▶ Exercise goal
Every record must be transcribed in its entirety, apart from the images, which are to be omitted.

^^^^^^^^

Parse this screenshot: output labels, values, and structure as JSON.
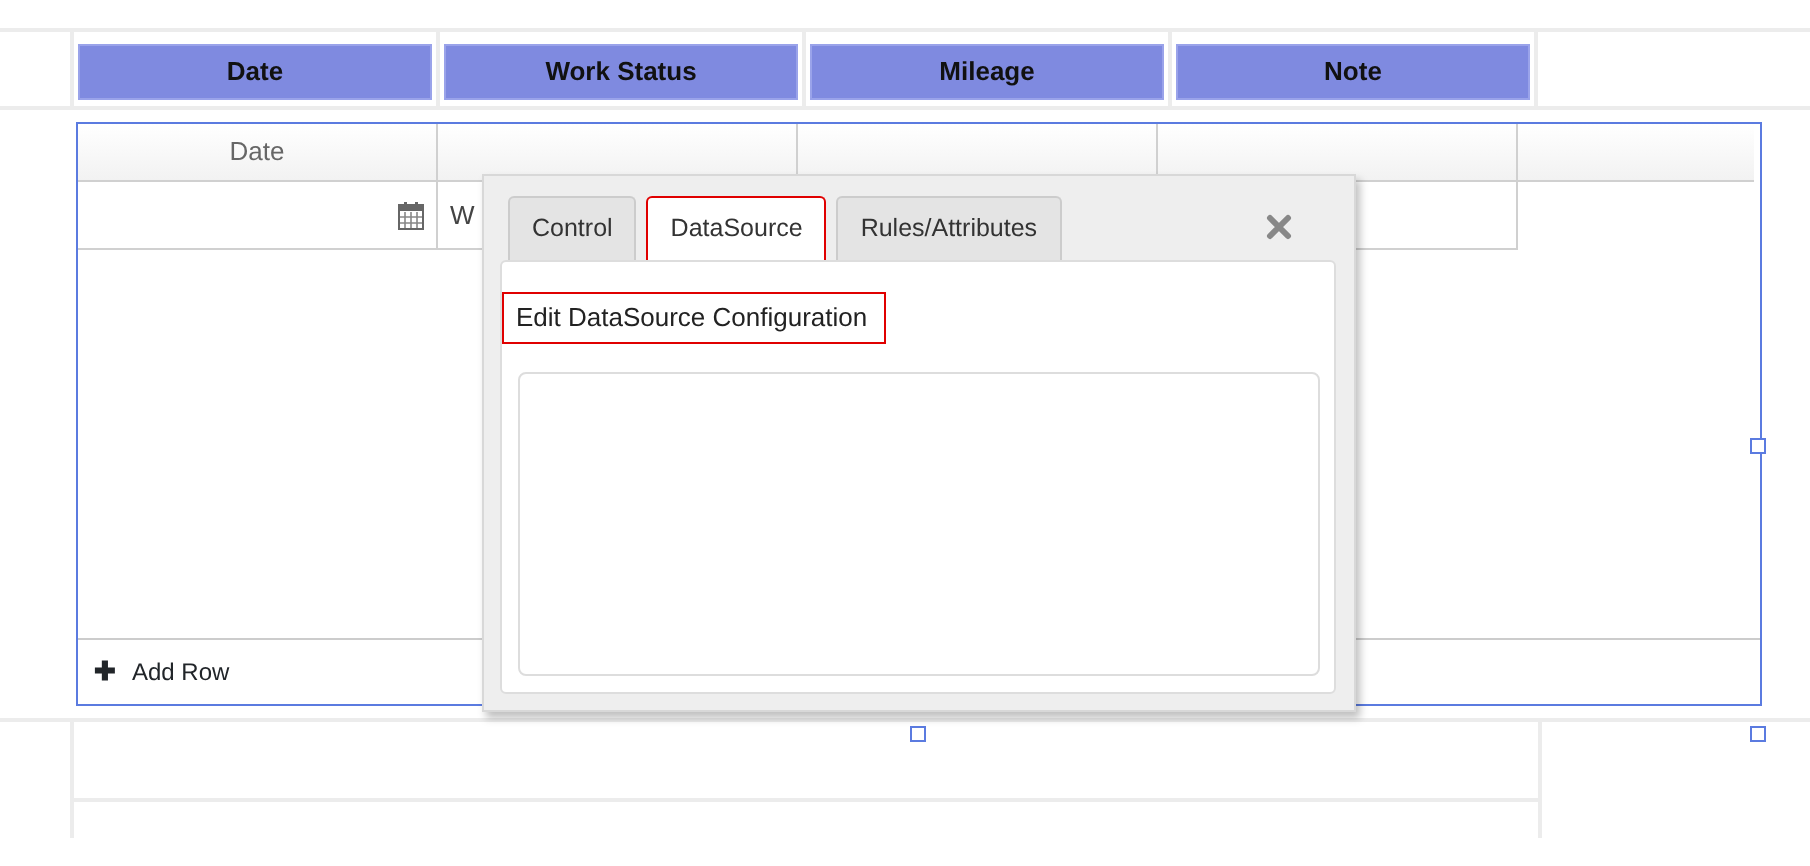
{
  "form_header": {
    "columns": [
      {
        "label": "Date"
      },
      {
        "label": "Work Status"
      },
      {
        "label": "Mileage"
      },
      {
        "label": "Note"
      }
    ]
  },
  "grid": {
    "header_label": "Date",
    "first_row_visible_text": "W",
    "add_row": {
      "icon": "✚",
      "label": "Add Row"
    }
  },
  "dialog": {
    "tabs": [
      {
        "label": "Control",
        "selected": false
      },
      {
        "label": "DataSource",
        "selected": true
      },
      {
        "label": "Rules/Attributes",
        "selected": false
      }
    ],
    "heading": "Edit DataSource Configuration"
  }
}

^^^^^^^^

▶ Answer below
Parse this screenshot: output labels, values, and structure as JSON.
{
  "form_header": {
    "columns": [
      {
        "label": "Date"
      },
      {
        "label": "Work Status"
      },
      {
        "label": "Mileage"
      },
      {
        "label": "Note"
      }
    ]
  },
  "grid": {
    "header_label": "Date",
    "first_row_visible_text": "W",
    "add_row": {
      "icon": "✚",
      "label": "Add Row"
    }
  },
  "dialog": {
    "tabs": [
      {
        "label": "Control",
        "selected": false
      },
      {
        "label": "DataSource",
        "selected": true
      },
      {
        "label": "Rules/Attributes",
        "selected": false
      }
    ],
    "heading": "Edit DataSource Configuration"
  }
}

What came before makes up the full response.